» **Set task**
Copy out the lines that include the word "Database".

Data entries

>> BEGIN

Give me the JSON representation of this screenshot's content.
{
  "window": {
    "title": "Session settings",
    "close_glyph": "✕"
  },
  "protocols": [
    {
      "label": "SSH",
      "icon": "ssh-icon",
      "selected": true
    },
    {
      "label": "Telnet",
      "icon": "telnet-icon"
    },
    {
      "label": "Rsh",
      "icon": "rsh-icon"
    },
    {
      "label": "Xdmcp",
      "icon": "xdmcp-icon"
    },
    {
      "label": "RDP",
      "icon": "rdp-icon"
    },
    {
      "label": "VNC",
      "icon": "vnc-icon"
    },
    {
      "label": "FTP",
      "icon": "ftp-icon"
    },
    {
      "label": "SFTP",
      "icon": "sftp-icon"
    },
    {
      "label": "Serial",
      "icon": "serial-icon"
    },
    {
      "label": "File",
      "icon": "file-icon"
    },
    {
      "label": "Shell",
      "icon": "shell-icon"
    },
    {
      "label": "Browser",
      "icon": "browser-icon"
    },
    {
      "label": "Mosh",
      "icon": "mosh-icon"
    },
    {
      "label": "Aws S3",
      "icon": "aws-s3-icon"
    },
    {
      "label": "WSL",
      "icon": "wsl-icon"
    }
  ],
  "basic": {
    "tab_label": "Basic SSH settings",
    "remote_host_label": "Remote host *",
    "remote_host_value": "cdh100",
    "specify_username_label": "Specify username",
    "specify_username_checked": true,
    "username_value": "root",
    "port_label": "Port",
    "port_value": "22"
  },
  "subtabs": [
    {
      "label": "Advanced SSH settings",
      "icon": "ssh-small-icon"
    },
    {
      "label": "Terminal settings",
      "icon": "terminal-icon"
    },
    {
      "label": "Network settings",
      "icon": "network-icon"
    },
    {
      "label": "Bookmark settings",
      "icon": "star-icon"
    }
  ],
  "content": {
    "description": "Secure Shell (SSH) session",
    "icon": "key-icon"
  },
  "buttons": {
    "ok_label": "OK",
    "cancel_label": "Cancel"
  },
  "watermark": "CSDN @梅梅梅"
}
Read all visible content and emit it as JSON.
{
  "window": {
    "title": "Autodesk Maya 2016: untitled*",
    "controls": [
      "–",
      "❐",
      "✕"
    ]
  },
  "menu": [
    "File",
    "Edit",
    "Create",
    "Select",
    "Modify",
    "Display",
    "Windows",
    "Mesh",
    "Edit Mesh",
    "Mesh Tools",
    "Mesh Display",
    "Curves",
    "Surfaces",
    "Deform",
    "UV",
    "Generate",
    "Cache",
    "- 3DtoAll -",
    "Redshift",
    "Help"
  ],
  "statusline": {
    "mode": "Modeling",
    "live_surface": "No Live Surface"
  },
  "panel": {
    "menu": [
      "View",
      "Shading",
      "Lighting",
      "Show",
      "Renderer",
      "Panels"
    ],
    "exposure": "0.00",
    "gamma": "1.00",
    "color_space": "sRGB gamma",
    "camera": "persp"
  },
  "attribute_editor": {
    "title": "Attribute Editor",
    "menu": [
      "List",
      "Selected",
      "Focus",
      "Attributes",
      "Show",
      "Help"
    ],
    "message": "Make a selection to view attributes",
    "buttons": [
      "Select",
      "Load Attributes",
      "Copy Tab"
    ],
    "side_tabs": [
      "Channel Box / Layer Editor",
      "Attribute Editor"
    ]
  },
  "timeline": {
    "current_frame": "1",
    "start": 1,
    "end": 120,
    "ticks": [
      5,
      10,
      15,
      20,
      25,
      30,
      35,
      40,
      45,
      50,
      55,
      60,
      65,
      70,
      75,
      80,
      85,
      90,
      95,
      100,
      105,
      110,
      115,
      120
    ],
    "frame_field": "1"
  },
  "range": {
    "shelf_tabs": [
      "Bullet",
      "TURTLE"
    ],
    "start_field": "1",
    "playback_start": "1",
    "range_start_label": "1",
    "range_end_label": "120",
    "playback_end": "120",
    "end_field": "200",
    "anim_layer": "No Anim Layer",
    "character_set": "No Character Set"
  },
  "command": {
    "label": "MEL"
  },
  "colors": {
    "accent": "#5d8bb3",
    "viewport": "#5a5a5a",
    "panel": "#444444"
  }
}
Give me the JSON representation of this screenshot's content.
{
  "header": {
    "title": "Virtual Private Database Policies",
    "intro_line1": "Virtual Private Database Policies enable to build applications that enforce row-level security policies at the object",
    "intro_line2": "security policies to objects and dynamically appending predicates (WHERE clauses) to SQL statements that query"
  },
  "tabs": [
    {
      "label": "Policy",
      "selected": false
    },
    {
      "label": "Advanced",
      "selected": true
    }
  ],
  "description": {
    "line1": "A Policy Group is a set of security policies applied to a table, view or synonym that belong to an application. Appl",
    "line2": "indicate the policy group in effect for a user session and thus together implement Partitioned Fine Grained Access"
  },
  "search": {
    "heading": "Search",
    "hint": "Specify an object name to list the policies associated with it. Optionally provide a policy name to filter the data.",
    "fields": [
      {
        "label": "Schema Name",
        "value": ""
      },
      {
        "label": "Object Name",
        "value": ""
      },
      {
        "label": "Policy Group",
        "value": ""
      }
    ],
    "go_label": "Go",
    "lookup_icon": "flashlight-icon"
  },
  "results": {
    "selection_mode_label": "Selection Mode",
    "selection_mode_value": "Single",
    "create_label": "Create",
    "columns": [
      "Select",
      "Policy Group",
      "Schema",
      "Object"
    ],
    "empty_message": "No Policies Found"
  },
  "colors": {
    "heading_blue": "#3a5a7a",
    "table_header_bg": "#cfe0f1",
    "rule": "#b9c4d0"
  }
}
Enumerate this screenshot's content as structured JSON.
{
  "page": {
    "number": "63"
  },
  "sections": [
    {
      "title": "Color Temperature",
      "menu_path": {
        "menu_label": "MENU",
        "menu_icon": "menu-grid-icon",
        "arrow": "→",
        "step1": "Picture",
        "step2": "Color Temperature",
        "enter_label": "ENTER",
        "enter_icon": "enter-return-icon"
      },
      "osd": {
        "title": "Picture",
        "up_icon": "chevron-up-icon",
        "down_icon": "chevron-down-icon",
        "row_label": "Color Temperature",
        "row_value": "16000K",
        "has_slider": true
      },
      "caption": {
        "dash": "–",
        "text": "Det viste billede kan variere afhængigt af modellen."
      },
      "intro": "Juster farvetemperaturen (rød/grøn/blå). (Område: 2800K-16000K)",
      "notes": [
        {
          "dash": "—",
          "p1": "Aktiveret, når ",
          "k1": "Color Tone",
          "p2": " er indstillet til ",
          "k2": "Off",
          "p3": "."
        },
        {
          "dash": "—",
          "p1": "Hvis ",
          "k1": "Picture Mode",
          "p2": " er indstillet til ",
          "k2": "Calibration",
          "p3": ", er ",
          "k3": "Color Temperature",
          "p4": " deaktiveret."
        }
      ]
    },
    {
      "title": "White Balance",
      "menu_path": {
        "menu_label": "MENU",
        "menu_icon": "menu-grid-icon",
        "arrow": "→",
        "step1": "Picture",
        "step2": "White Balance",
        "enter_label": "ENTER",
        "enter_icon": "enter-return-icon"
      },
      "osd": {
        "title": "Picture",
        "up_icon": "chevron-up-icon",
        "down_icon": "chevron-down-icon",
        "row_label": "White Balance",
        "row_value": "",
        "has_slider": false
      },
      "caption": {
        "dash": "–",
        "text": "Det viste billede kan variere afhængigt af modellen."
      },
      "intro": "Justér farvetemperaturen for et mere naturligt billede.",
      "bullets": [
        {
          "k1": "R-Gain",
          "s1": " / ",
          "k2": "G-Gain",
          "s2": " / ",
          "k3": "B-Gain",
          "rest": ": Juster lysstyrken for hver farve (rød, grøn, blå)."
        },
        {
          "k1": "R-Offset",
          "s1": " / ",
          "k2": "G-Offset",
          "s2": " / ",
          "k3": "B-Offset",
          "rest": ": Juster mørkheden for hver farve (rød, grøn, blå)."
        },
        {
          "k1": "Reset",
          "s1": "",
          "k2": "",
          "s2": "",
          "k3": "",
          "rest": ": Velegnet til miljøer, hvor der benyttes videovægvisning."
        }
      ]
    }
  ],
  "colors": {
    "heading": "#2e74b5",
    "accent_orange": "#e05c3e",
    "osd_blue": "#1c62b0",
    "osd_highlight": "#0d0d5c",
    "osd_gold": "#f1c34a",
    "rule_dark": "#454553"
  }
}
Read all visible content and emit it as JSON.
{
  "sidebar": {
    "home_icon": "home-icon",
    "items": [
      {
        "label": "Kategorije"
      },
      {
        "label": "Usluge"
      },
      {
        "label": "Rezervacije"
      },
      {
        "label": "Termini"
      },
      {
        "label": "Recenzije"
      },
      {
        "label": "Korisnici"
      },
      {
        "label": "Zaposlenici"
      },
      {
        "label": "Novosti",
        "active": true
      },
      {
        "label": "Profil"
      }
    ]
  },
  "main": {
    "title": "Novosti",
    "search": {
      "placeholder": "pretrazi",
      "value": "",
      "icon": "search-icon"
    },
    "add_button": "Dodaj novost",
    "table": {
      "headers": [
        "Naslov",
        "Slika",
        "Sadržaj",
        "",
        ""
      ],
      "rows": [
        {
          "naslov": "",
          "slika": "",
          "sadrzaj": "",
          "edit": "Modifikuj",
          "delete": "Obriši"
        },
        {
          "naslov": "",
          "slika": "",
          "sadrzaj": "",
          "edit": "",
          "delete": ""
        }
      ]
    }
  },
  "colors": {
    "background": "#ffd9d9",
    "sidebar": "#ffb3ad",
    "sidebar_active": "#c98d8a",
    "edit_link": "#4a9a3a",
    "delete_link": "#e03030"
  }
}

>> END

» **Complete output**
    "title": "Virtual Private Database Policies",
    "intro_line1": "Virtual Private Database Policies enable to build applications that enforce row-level security policies at the object",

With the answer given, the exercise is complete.